[Saved data entries]

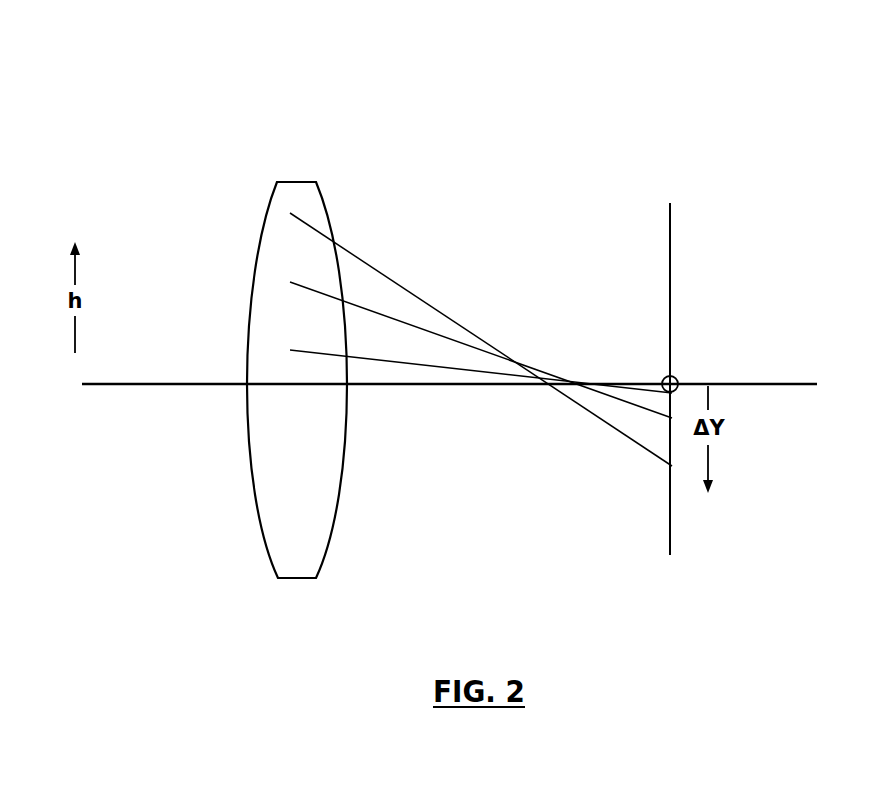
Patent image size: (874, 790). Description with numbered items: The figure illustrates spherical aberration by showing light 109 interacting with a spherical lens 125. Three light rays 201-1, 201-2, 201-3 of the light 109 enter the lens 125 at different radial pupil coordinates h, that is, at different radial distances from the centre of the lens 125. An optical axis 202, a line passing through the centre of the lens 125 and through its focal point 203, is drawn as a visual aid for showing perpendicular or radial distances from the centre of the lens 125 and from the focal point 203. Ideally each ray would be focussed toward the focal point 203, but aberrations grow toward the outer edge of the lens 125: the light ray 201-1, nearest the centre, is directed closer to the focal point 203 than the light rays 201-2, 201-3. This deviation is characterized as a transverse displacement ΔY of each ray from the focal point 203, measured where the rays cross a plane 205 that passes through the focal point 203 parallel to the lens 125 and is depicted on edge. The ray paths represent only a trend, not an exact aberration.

The light 109 is at (118, 178).
The spherical lens 125 is at (286, 182).
The light ray 201-1 is at (280, 351).
The light ray 201-2 is at (280, 284).
The light ray 201-3 is at (280, 215).
The optical axis 202 is at (801, 384).
The focal point 203 is at (677, 378).
The plane 205 is at (670, 224).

Required task
Can you set down, word for word, the records from their start through the line containing "The optical axis 202 is at (801, 384).", with both ends included and the pictures left out?

Result
Patent image size: (874, 790). Description with numbered items: The figure illustrates spherical aberration by showing light 109 interacting with a spherical lens 125. Three light rays 201-1, 201-2, 201-3 of the light 109 enter the lens 125 at different radial pupil coordinates h, that is, at different radial distances from the centre of the lens 125. An optical axis 202, a line passing through the centre of the lens 125 and through its focal point 203, is drawn as a visual aid for showing perpendicular or radial distances from the centre of the lens 125 and from the focal point 203. Ideally each ray would be focussed toward the focal point 203, but aberrations grow toward the outer edge of the lens 125: the light ray 201-1, nearest the centre, is directed closer to the focal point 203 than the light rays 201-2, 201-3. This deviation is characterized as a transverse displacement ΔY of each ray from the focal point 203, measured where the rays cross a plane 205 that passes through the focal point 203 parallel to the lens 125 and is depicted on edge. The ray paths represent only a trend, not an exact aberration.

The light 109 is at (118, 178).
The spherical lens 125 is at (286, 182).
The light ray 201-1 is at (280, 351).
The light ray 201-2 is at (280, 284).
The light ray 201-3 is at (280, 215).
The optical axis 202 is at (801, 384).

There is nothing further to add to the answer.